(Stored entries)
__________________________________________________

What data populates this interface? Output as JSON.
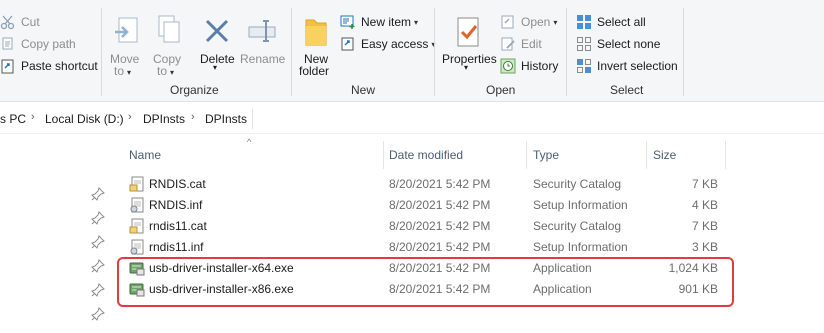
{
  "ribbon": {
    "clipboard": {
      "cut": "Cut",
      "copy_path": "Copy path",
      "paste_shortcut": "Paste shortcut"
    },
    "organize": {
      "label": "Organize",
      "move_to": [
        "Move",
        "to"
      ],
      "copy_to": [
        "Copy",
        "to"
      ],
      "delete": "Delete",
      "rename": "Rename"
    },
    "new": {
      "label": "New",
      "new_folder": [
        "New",
        "folder"
      ],
      "new_item": "New item",
      "easy_access": "Easy access"
    },
    "open": {
      "label": "Open",
      "properties": "Properties",
      "open": "Open",
      "edit": "Edit",
      "history": "History"
    },
    "select": {
      "label": "Select",
      "select_all": "Select all",
      "select_none": "Select none",
      "invert_selection": "Invert selection"
    }
  },
  "breadcrumb": [
    "s PC",
    "Local Disk (D:)",
    "DPInsts",
    "DPInsts"
  ],
  "columns": [
    "Name",
    "Date modified",
    "Type",
    "Size"
  ],
  "files": [
    {
      "name": "RNDIS.cat",
      "date": "8/20/2021 5:42 PM",
      "type": "Security Catalog",
      "size": "7 KB",
      "icon": "catalog-file-icon"
    },
    {
      "name": "RNDIS.inf",
      "date": "8/20/2021 5:42 PM",
      "type": "Setup Information",
      "size": "4 KB",
      "icon": "setup-info-file-icon"
    },
    {
      "name": "rndis11.cat",
      "date": "8/20/2021 5:42 PM",
      "type": "Security Catalog",
      "size": "7 KB",
      "icon": "catalog-file-icon"
    },
    {
      "name": "rndis11.inf",
      "date": "8/20/2021 5:42 PM",
      "type": "Setup Information",
      "size": "3 KB",
      "icon": "setup-info-file-icon"
    },
    {
      "name": "usb-driver-installer-x64.exe",
      "date": "8/20/2021 5:42 PM",
      "type": "Application",
      "size": "1,024 KB",
      "icon": "installer-app-icon"
    },
    {
      "name": "usb-driver-installer-x86.exe",
      "date": "8/20/2021 5:42 PM",
      "type": "Application",
      "size": "901 KB",
      "icon": "installer-app-icon"
    }
  ],
  "colors": {
    "highlight_border": "#e23b3b",
    "ribbon_background": "#f5f6f7",
    "accent_blue": "#1e73c8"
  }
}
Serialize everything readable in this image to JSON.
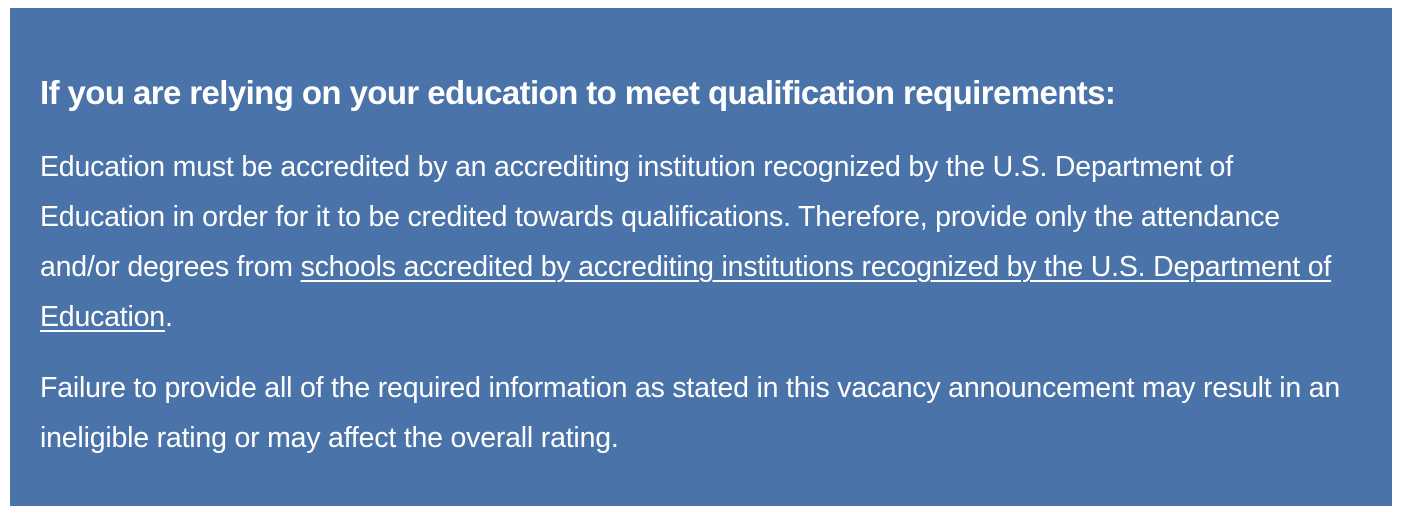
{
  "callout": {
    "title": "If you are relying on your education to meet qualification requirements:",
    "paragraph1": {
      "text_before_link": "Education must be accredited by an accrediting institution recognized by the U.S. Department of Education in order for it to be credited towards qualifications. Therefore, provide only the attendance and/or degrees from ",
      "link_text": "schools accredited by accrediting institutions recognized by the U.S. Department of Education",
      "text_after_link": "."
    },
    "paragraph2": "Failure to provide all of the required information as stated in this vacancy announcement may result in an ineligible rating or may affect the overall rating.",
    "colors": {
      "background": "#4973a9",
      "text": "#ffffff"
    }
  }
}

__________________________________________________

Work to be completed ::
Show the lines of the material that contain the word "driver".

Problem solution ::
      "name": "usb-driver-installer-x64.exe",
      "name": "usb-driver-installer-x86.exe",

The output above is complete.